Work to complete => Find and copy each line of the records where the string "Total" shows up.

Given records =>
□ □ □ □

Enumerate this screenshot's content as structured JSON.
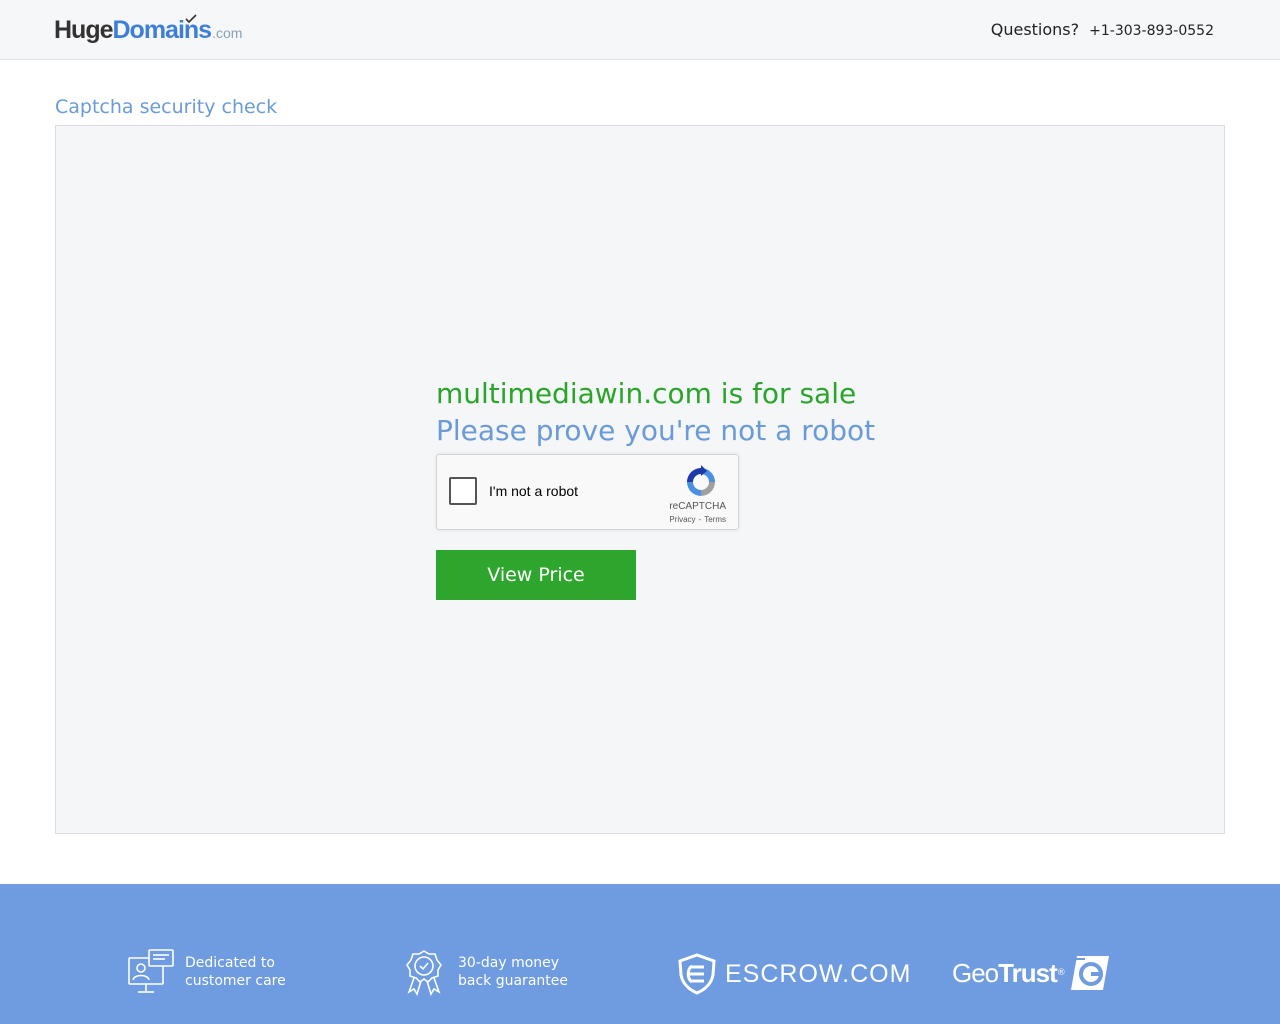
{
  "header": {
    "logo": {
      "huge": "Huge",
      "domains": "Domains",
      "com": ".com"
    },
    "questions_label": "Questions?",
    "phone": "+1-303-893-0552"
  },
  "main": {
    "page_title": "Captcha security check",
    "sale_heading": "multimediawin.com is for sale",
    "robot_heading": "Please prove you're not a robot",
    "recaptcha": {
      "label": "I'm not a robot",
      "brand": "reCAPTCHA",
      "privacy": "Privacy",
      "separator": "-",
      "terms": "Terms"
    },
    "view_price_label": "View Price"
  },
  "footer": {
    "features": [
      {
        "icon": "customer-care-icon",
        "line1": "Dedicated to",
        "line2": "customer care"
      },
      {
        "icon": "guarantee-ribbon-icon",
        "line1": "30-day money",
        "line2": "back guarantee"
      }
    ],
    "escrow_label": "ESCROW.COM",
    "geotrust": {
      "geo": "Geo",
      "trust": "Trust",
      "reg": "®"
    }
  },
  "colors": {
    "accent_blue": "#6b9ad8",
    "sale_green": "#2aa52a",
    "button_green": "#2ea62e",
    "footer_blue": "#6f9be0"
  }
}
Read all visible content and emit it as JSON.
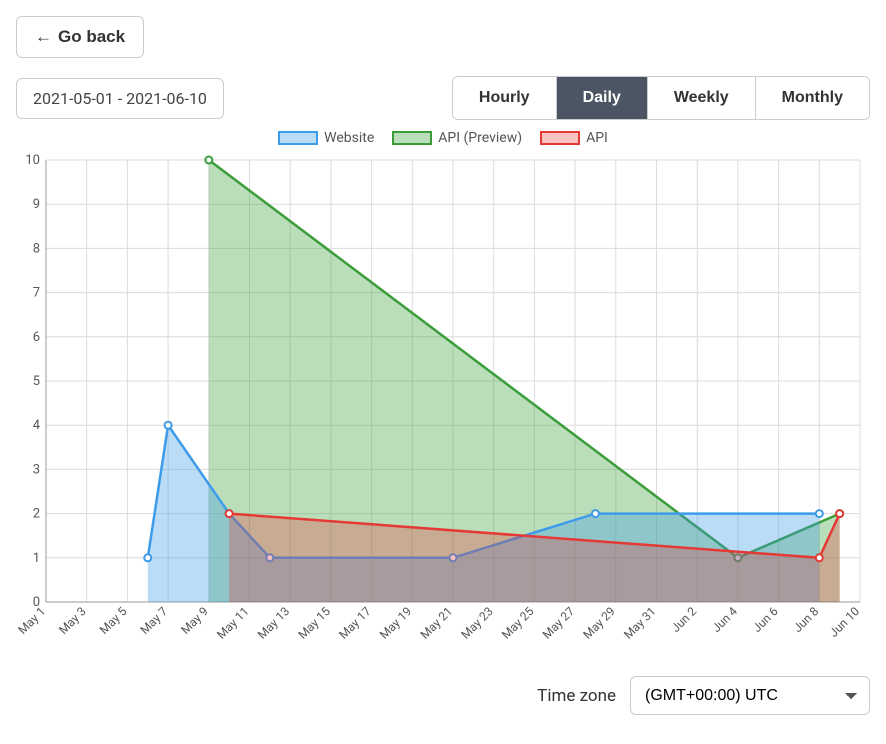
{
  "go_back_label": "Go back",
  "date_range": "2021-05-01 - 2021-06-10",
  "granularity": {
    "options": [
      "Hourly",
      "Daily",
      "Weekly",
      "Monthly"
    ],
    "active": "Daily"
  },
  "legend": {
    "website": "Website",
    "api_preview": "API (Preview)",
    "api": "API"
  },
  "timezone_label": "Time zone",
  "timezone_value": "(GMT+00:00) UTC",
  "colors": {
    "website_stroke": "#3d9be9",
    "website_fill": "rgba(61,155,233,0.35)",
    "api_preview_stroke": "#3a9d3a",
    "api_preview_fill": "rgba(58,157,58,0.35)",
    "api_stroke": "#e53935",
    "api_fill": "rgba(229,57,53,0.30)"
  },
  "chart_data": {
    "type": "area",
    "xlabel": "",
    "ylabel": "",
    "ylim": [
      0,
      10
    ],
    "y_ticks": [
      0,
      1,
      2,
      3,
      4,
      5,
      6,
      7,
      8,
      9,
      10
    ],
    "x_categories": [
      "May 1",
      "May 3",
      "May 5",
      "May 7",
      "May 9",
      "May 11",
      "May 13",
      "May 15",
      "May 17",
      "May 19",
      "May 21",
      "May 23",
      "May 25",
      "May 27",
      "May 29",
      "May 31",
      "Jun 2",
      "Jun 4",
      "Jun 6",
      "Jun 8",
      "Jun 10"
    ],
    "series": [
      {
        "name": "API (Preview)",
        "stroke": "#3a9d3a",
        "fill": "rgba(58,157,58,0.35)",
        "points": [
          {
            "x": "May 9",
            "y": 10
          },
          {
            "x": "Jun 4",
            "y": 1
          },
          {
            "x": "Jun 9",
            "y": 2
          }
        ]
      },
      {
        "name": "Website",
        "stroke": "#3d9be9",
        "fill": "rgba(61,155,233,0.35)",
        "points": [
          {
            "x": "May 6",
            "y": 1
          },
          {
            "x": "May 7",
            "y": 4
          },
          {
            "x": "May 10",
            "y": 2
          },
          {
            "x": "May 12",
            "y": 1
          },
          {
            "x": "May 21",
            "y": 1
          },
          {
            "x": "May 28",
            "y": 2
          },
          {
            "x": "Jun 8",
            "y": 2
          }
        ]
      },
      {
        "name": "API",
        "stroke": "#e53935",
        "fill": "rgba(229,57,53,0.30)",
        "points": [
          {
            "x": "May 10",
            "y": 2
          },
          {
            "x": "Jun 8",
            "y": 1
          },
          {
            "x": "Jun 9",
            "y": 2
          }
        ]
      }
    ]
  }
}
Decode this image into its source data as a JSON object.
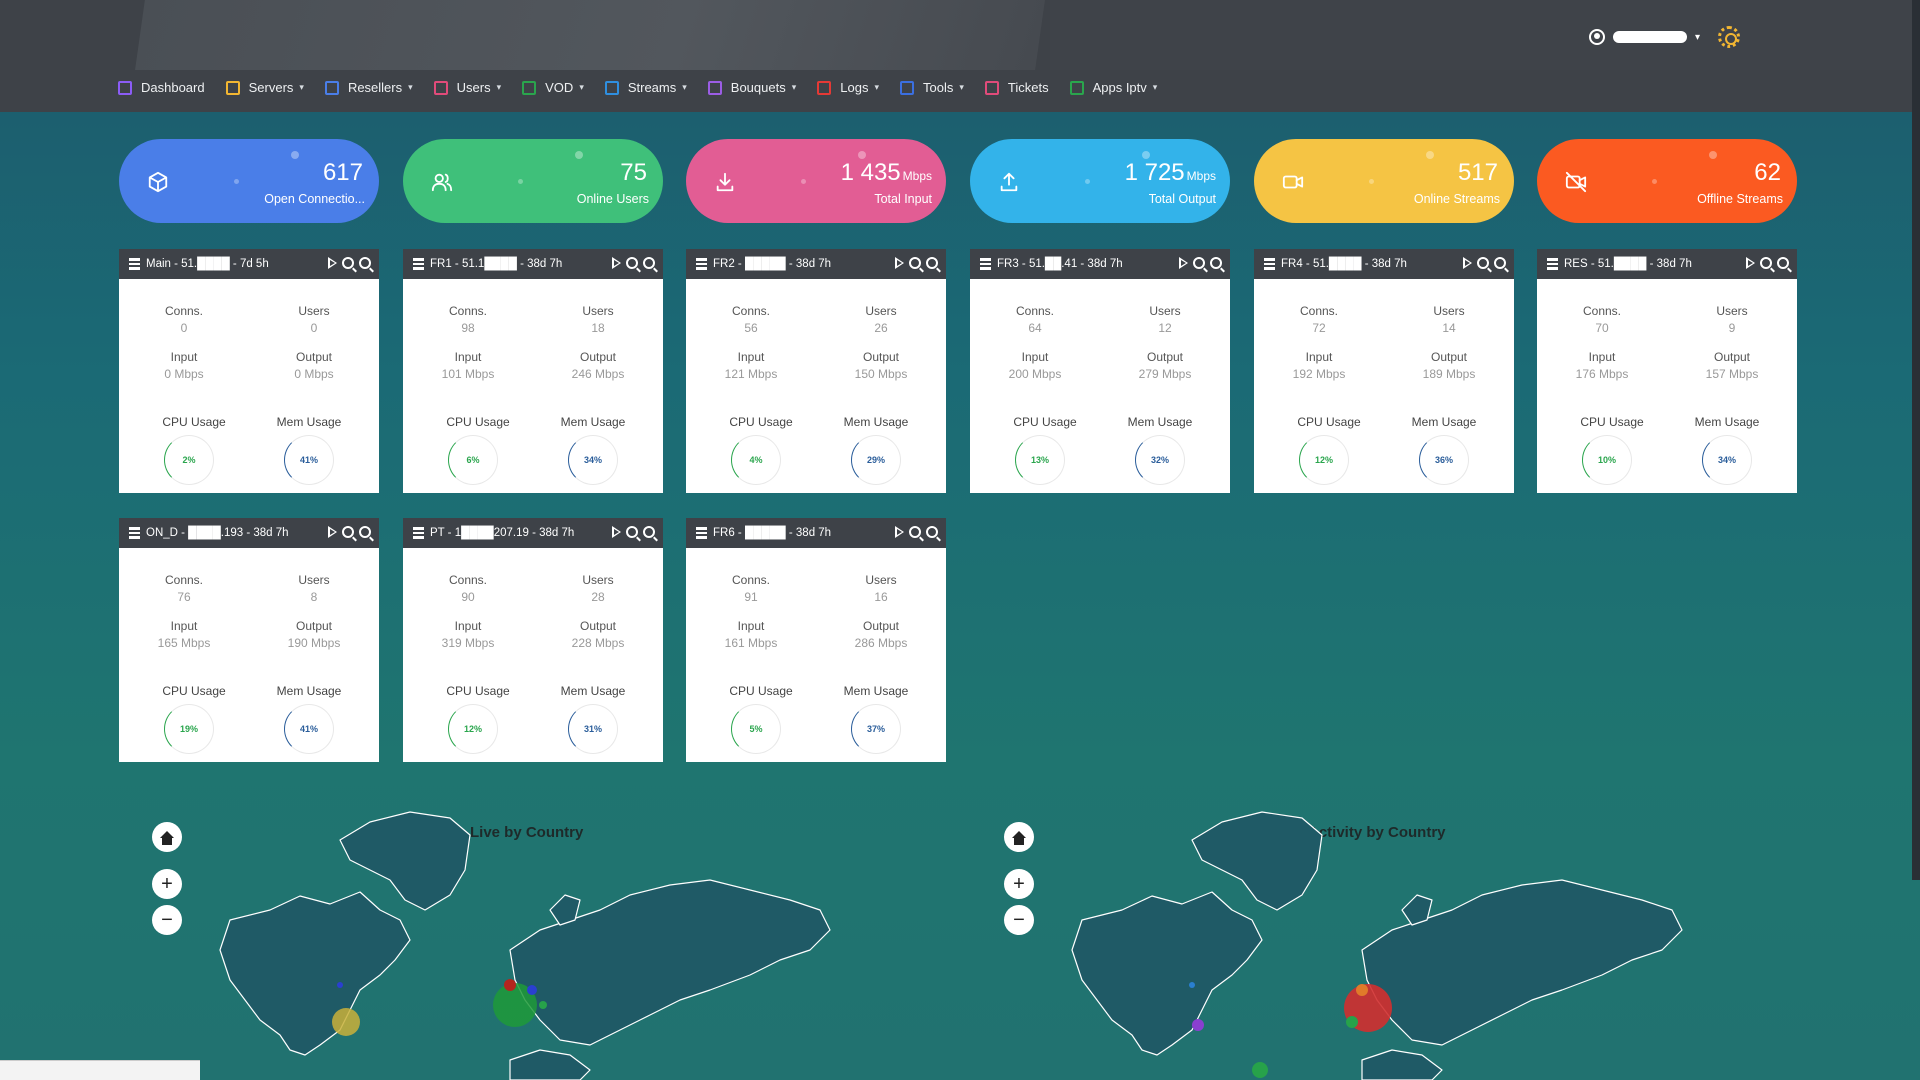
{
  "header": {
    "user_name": "",
    "nav": [
      {
        "label": "Dashboard",
        "icon": "dashboard-icon",
        "color": "#8b5cf6",
        "dropdown": false
      },
      {
        "label": "Servers",
        "icon": "servers-icon",
        "color": "#f2b632",
        "dropdown": true
      },
      {
        "label": "Resellers",
        "icon": "resellers-icon",
        "color": "#4a7ee8",
        "dropdown": true
      },
      {
        "label": "Users",
        "icon": "users-icon",
        "color": "#e04b7a",
        "dropdown": true
      },
      {
        "label": "VOD",
        "icon": "vod-icon",
        "color": "#2aa54d",
        "dropdown": true
      },
      {
        "label": "Streams",
        "icon": "streams-icon",
        "color": "#2f8fe0",
        "dropdown": true
      },
      {
        "label": "Bouquets",
        "icon": "bouquets-icon",
        "color": "#9b5de5",
        "dropdown": true
      },
      {
        "label": "Logs",
        "icon": "logs-icon",
        "color": "#e53935",
        "dropdown": true
      },
      {
        "label": "Tools",
        "icon": "tools-icon",
        "color": "#3b6fe0",
        "dropdown": true
      },
      {
        "label": "Tickets",
        "icon": "tickets-icon",
        "color": "#e04b7a",
        "dropdown": false
      },
      {
        "label": "Apps Iptv",
        "icon": "apps-icon",
        "color": "#2aa54d",
        "dropdown": true
      }
    ]
  },
  "stats": [
    {
      "value": "617",
      "unit": "",
      "label": "Open Connectio...",
      "icon": "cube-icon",
      "color": "#4a7ee8"
    },
    {
      "value": "75",
      "unit": "",
      "label": "Online Users",
      "icon": "users-icon",
      "color": "#3fc07a"
    },
    {
      "value": "1 435",
      "unit": "Mbps",
      "label": "Total Input",
      "icon": "download-icon",
      "color": "#e25d94"
    },
    {
      "value": "1 725",
      "unit": "Mbps",
      "label": "Total Output",
      "icon": "upload-icon",
      "color": "#33b3ea"
    },
    {
      "value": "517",
      "unit": "",
      "label": "Online Streams",
      "icon": "video-icon",
      "color": "#f5c444"
    },
    {
      "value": "62",
      "unit": "",
      "label": "Offline Streams",
      "icon": "video-off-icon",
      "color": "#fb5a21"
    }
  ],
  "labels": {
    "conns": "Conns.",
    "users": "Users",
    "input": "Input",
    "output": "Output",
    "cpu": "CPU Usage",
    "mem": "Mem Usage"
  },
  "servers": [
    {
      "title": "Main - 51.████ - 7d 5h",
      "conns": "0",
      "users": "0",
      "input": "0 Mbps",
      "output": "0 Mbps",
      "cpu": "2%",
      "mem": "41%"
    },
    {
      "title": "FR1 - 51.1████ - 38d 7h",
      "conns": "98",
      "users": "18",
      "input": "101 Mbps",
      "output": "246 Mbps",
      "cpu": "6%",
      "mem": "34%"
    },
    {
      "title": "FR2 - █████ - 38d 7h",
      "conns": "56",
      "users": "26",
      "input": "121 Mbps",
      "output": "150 Mbps",
      "cpu": "4%",
      "mem": "29%"
    },
    {
      "title": "FR3 - 51.██.41 - 38d 7h",
      "conns": "64",
      "users": "12",
      "input": "200 Mbps",
      "output": "279 Mbps",
      "cpu": "13%",
      "mem": "32%"
    },
    {
      "title": "FR4 - 51.████ - 38d 7h",
      "conns": "72",
      "users": "14",
      "input": "192 Mbps",
      "output": "189 Mbps",
      "cpu": "12%",
      "mem": "36%"
    },
    {
      "title": "RES - 51.████ - 38d 7h",
      "conns": "70",
      "users": "9",
      "input": "176 Mbps",
      "output": "157 Mbps",
      "cpu": "10%",
      "mem": "34%"
    },
    {
      "title": "ON_D - ████.193 - 38d 7h",
      "conns": "76",
      "users": "8",
      "input": "165 Mbps",
      "output": "190 Mbps",
      "cpu": "19%",
      "mem": "41%"
    },
    {
      "title": "PT - 1████207.19 - 38d 7h",
      "conns": "90",
      "users": "28",
      "input": "319 Mbps",
      "output": "228 Mbps",
      "cpu": "12%",
      "mem": "31%"
    },
    {
      "title": "FR6 - █████ - 38d 7h",
      "conns": "91",
      "users": "16",
      "input": "161 Mbps",
      "output": "286 Mbps",
      "cpu": "5%",
      "mem": "37%"
    }
  ],
  "maps": [
    {
      "title": "Live by Country"
    },
    {
      "title": "Activity by Country"
    }
  ]
}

□ □ □ □

Exercise result =>
      "label": "Total Input",
      "label": "Total Output",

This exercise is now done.